**TASK GOAL**
Make an exact copy of the lines below.

Source records:
((
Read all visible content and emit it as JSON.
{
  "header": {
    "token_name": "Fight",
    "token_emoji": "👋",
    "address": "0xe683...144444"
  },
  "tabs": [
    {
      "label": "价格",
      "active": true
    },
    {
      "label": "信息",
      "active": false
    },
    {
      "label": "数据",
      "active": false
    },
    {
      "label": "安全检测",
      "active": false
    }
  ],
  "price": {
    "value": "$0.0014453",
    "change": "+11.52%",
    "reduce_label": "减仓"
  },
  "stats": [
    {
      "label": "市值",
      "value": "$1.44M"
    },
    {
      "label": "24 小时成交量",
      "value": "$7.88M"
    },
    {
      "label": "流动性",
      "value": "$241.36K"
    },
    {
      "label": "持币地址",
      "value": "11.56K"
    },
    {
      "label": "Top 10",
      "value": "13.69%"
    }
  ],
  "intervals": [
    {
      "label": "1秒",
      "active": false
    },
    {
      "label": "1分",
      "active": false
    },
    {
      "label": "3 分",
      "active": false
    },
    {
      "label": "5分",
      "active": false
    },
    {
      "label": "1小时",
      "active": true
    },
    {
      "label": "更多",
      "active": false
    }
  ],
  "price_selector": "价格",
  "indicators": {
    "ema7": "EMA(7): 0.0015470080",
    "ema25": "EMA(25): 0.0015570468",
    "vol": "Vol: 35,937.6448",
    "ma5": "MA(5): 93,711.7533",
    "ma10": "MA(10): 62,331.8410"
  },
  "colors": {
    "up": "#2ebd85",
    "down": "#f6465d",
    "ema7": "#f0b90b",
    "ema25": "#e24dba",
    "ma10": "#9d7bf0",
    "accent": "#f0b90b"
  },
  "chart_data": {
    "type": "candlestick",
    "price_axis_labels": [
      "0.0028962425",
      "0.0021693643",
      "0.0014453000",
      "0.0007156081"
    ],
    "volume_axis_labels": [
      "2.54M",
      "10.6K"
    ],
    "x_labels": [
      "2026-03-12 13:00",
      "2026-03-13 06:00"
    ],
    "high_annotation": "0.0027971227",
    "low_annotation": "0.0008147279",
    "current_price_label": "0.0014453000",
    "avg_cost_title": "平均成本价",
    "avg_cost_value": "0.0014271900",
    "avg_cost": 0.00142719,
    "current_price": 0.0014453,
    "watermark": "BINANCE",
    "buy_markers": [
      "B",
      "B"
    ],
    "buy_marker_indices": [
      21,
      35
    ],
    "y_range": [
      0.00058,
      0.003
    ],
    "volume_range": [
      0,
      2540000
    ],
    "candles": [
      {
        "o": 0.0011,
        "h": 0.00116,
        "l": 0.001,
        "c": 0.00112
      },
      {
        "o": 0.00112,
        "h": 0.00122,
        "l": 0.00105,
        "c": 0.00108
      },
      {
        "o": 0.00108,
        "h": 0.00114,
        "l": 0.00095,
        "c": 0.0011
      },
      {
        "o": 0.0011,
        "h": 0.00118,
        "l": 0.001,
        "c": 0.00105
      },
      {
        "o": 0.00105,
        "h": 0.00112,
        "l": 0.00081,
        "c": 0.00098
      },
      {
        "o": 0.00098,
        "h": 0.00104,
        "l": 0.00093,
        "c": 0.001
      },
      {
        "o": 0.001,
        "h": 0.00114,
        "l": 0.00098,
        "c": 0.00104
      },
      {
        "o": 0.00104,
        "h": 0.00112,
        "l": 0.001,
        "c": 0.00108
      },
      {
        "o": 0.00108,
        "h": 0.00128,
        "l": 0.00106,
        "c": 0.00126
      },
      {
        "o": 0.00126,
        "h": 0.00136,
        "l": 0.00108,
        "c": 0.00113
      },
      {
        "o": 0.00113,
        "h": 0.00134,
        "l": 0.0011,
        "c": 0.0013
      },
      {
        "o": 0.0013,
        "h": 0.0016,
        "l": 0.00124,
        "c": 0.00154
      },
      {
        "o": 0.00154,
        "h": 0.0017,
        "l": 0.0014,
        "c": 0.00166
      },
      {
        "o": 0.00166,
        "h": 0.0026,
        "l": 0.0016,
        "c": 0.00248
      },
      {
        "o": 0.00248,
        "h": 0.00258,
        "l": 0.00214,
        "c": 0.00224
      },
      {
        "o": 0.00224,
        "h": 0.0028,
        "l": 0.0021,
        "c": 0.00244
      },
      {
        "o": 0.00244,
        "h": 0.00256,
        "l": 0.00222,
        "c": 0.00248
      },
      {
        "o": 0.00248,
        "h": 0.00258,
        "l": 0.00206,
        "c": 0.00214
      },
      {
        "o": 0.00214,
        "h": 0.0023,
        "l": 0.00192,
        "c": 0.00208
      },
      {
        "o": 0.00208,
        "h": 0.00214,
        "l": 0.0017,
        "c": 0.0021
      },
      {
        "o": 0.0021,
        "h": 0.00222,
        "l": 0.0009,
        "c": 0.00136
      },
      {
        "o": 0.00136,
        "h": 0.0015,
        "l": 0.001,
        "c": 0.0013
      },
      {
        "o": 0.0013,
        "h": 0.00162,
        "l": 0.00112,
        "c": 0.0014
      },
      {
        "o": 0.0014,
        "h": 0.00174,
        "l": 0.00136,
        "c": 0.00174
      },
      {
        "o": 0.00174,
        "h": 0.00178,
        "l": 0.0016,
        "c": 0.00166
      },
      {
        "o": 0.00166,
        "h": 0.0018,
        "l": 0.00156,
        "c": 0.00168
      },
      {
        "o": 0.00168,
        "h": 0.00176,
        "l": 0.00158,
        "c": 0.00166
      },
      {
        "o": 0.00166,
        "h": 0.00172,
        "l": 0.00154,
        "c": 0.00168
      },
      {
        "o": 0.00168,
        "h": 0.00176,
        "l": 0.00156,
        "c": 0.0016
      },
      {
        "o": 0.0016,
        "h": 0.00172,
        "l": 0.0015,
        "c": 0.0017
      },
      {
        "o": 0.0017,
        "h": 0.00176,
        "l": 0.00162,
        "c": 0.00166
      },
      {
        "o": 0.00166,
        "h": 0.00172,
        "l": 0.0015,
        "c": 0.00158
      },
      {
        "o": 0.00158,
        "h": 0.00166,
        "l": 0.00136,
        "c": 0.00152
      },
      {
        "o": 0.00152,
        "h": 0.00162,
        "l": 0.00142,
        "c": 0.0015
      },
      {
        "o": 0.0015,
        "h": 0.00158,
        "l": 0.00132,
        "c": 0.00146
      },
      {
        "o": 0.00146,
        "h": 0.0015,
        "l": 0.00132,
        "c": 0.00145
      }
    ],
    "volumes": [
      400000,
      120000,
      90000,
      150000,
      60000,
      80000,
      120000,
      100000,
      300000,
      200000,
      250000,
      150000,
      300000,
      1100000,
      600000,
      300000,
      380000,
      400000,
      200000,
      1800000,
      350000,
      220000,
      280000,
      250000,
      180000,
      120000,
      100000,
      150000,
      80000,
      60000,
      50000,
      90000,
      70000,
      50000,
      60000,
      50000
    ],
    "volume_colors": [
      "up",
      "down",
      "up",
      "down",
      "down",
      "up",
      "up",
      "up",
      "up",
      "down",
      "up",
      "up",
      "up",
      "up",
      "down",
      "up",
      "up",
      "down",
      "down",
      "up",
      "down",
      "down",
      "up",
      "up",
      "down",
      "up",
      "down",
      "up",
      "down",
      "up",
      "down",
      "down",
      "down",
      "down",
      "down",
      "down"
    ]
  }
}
))
**EXERCISE RESPONSE**
Read all visible content and emit it as JSON.
{
  "header": {
    "token_name": "Fight",
    "token_emoji": "👋",
    "address": "0xe683...144444"
  },
  "tabs": [
    {
      "label": "价格",
      "active": true
    },
    {
      "label": "信息",
      "active": false
    },
    {
      "label": "数据",
      "active": false
    },
    {
      "label": "安全检测",
      "active": false
    }
  ],
  "price": {
    "value": "$0.0014453",
    "change": "+11.52%",
    "reduce_label": "减仓"
  },
  "stats": [
    {
      "label": "市值",
      "value": "$1.44M"
    },
    {
      "label": "24 小时成交量",
      "value": "$7.88M"
    },
    {
      "label": "流动性",
      "value": "$241.36K"
    },
    {
      "label": "持币地址",
      "value": "11.56K"
    },
    {
      "label": "Top 10",
      "value": "13.69%"
    }
  ],
  "intervals": [
    {
      "label": "1秒",
      "active": false
    },
    {
      "label": "1分",
      "active": false
    },
    {
      "label": "3 分",
      "active": false
    },
    {
      "label": "5分",
      "active": false
    },
    {
      "label": "1小时",
      "active": true
    },
    {
      "label": "更多",
      "active": false
    }
  ],
  "price_selector": "价格",
  "indicators": {
    "ema7": "EMA(7): 0.0015470080",
    "ema25": "EMA(25): 0.0015570468",
    "vol": "Vol: 35,937.6448",
    "ma5": "MA(5): 93,711.7533",
    "ma10": "MA(10): 62,331.8410"
  },
  "colors": {
    "up": "#2ebd85",
    "down": "#f6465d",
    "ema7": "#f0b90b",
    "ema25": "#e24dba",
    "ma10": "#9d7bf0",
    "accent": "#f0b90b"
  },
  "chart_data": {
    "type": "candlestick",
    "price_axis_labels": [
      "0.0028962425",
      "0.0021693643",
      "0.0014453000",
      "0.0007156081"
    ],
    "volume_axis_labels": [
      "2.54M",
      "10.6K"
    ],
    "x_labels": [
      "2026-03-12 13:00",
      "2026-03-13 06:00"
    ],
    "high_annotation": "0.0027971227",
    "low_annotation": "0.0008147279",
    "current_price_label": "0.0014453000",
    "avg_cost_title": "平均成本价",
    "avg_cost_value": "0.0014271900",
    "avg_cost": 0.00142719,
    "current_price": 0.0014453,
    "watermark": "BINANCE",
    "buy_markers": [
      "B",
      "B"
    ],
    "buy_marker_indices": [
      21,
      35
    ],
    "y_range": [
      0.00058,
      0.003
    ],
    "volume_range": [
      0,
      2540000
    ],
    "candles": [
      {
        "o": 0.0011,
        "h": 0.00116,
        "l": 0.001,
        "c": 0.00112
      },
      {
        "o": 0.00112,
        "h": 0.00122,
        "l": 0.00105,
        "c": 0.00108
      },
      {
        "o": 0.00108,
        "h": 0.00114,
        "l": 0.00095,
        "c": 0.0011
      },
      {
        "o": 0.0011,
        "h": 0.00118,
        "l": 0.001,
        "c": 0.00105
      },
      {
        "o": 0.00105,
        "h": 0.00112,
        "l": 0.00081,
        "c": 0.00098
      },
      {
        "o": 0.00098,
        "h": 0.00104,
        "l": 0.00093,
        "c": 0.001
      },
      {
        "o": 0.001,
        "h": 0.00114,
        "l": 0.00098,
        "c": 0.00104
      },
      {
        "o": 0.00104,
        "h": 0.00112,
        "l": 0.001,
        "c": 0.00108
      },
      {
        "o": 0.00108,
        "h": 0.00128,
        "l": 0.00106,
        "c": 0.00126
      },
      {
        "o": 0.00126,
        "h": 0.00136,
        "l": 0.00108,
        "c": 0.00113
      },
      {
        "o": 0.00113,
        "h": 0.00134,
        "l": 0.0011,
        "c": 0.0013
      },
      {
        "o": 0.0013,
        "h": 0.0016,
        "l": 0.00124,
        "c": 0.00154
      },
      {
        "o": 0.00154,
        "h": 0.0017,
        "l": 0.0014,
        "c": 0.00166
      },
      {
        "o": 0.00166,
        "h": 0.0026,
        "l": 0.0016,
        "c": 0.00248
      },
      {
        "o": 0.00248,
        "h": 0.00258,
        "l": 0.00214,
        "c": 0.00224
      },
      {
        "o": 0.00224,
        "h": 0.0028,
        "l": 0.0021,
        "c": 0.00244
      },
      {
        "o": 0.00244,
        "h": 0.00256,
        "l": 0.00222,
        "c": 0.00248
      },
      {
        "o": 0.00248,
        "h": 0.00258,
        "l": 0.00206,
        "c": 0.00214
      },
      {
        "o": 0.00214,
        "h": 0.0023,
        "l": 0.00192,
        "c": 0.00208
      },
      {
        "o": 0.00208,
        "h": 0.00214,
        "l": 0.0017,
        "c": 0.0021
      },
      {
        "o": 0.0021,
        "h": 0.00222,
        "l": 0.0009,
        "c": 0.00136
      },
      {
        "o": 0.00136,
        "h": 0.0015,
        "l": 0.001,
        "c": 0.0013
      },
      {
        "o": 0.0013,
        "h": 0.00162,
        "l": 0.00112,
        "c": 0.0014
      },
      {
        "o": 0.0014,
        "h": 0.00174,
        "l": 0.00136,
        "c": 0.00174
      },
      {
        "o": 0.00174,
        "h": 0.00178,
        "l": 0.0016,
        "c": 0.00166
      },
      {
        "o": 0.00166,
        "h": 0.0018,
        "l": 0.00156,
        "c": 0.00168
      },
      {
        "o": 0.00168,
        "h": 0.00176,
        "l": 0.00158,
        "c": 0.00166
      },
      {
        "o": 0.00166,
        "h": 0.00172,
        "l": 0.00154,
        "c": 0.00168
      },
      {
        "o": 0.00168,
        "h": 0.00176,
        "l": 0.00156,
        "c": 0.0016
      },
      {
        "o": 0.0016,
        "h": 0.00172,
        "l": 0.0015,
        "c": 0.0017
      },
      {
        "o": 0.0017,
        "h": 0.00176,
        "l": 0.00162,
        "c": 0.00166
      },
      {
        "o": 0.00166,
        "h": 0.00172,
        "l": 0.0015,
        "c": 0.00158
      },
      {
        "o": 0.00158,
        "h": 0.00166,
        "l": 0.00136,
        "c": 0.00152
      },
      {
        "o": 0.00152,
        "h": 0.00162,
        "l": 0.00142,
        "c": 0.0015
      },
      {
        "o": 0.0015,
        "h": 0.00158,
        "l": 0.00132,
        "c": 0.00146
      },
      {
        "o": 0.00146,
        "h": 0.0015,
        "l": 0.00132,
        "c": 0.00145
      }
    ],
    "volumes": [
      400000,
      120000,
      90000,
      150000,
      60000,
      80000,
      120000,
      100000,
      300000,
      200000,
      250000,
      150000,
      300000,
      1100000,
      600000,
      300000,
      380000,
      400000,
      200000,
      1800000,
      350000,
      220000,
      280000,
      250000,
      180000,
      120000,
      100000,
      150000,
      80000,
      60000,
      50000,
      90000,
      70000,
      50000,
      60000,
      50000
    ],
    "volume_colors": [
      "up",
      "down",
      "up",
      "down",
      "down",
      "up",
      "up",
      "up",
      "up",
      "down",
      "up",
      "up",
      "up",
      "up",
      "down",
      "up",
      "up",
      "down",
      "down",
      "up",
      "down",
      "down",
      "up",
      "up",
      "down",
      "up",
      "down",
      "up",
      "down",
      "up",
      "down",
      "down",
      "down",
      "down",
      "down",
      "down"
    ]
  }
}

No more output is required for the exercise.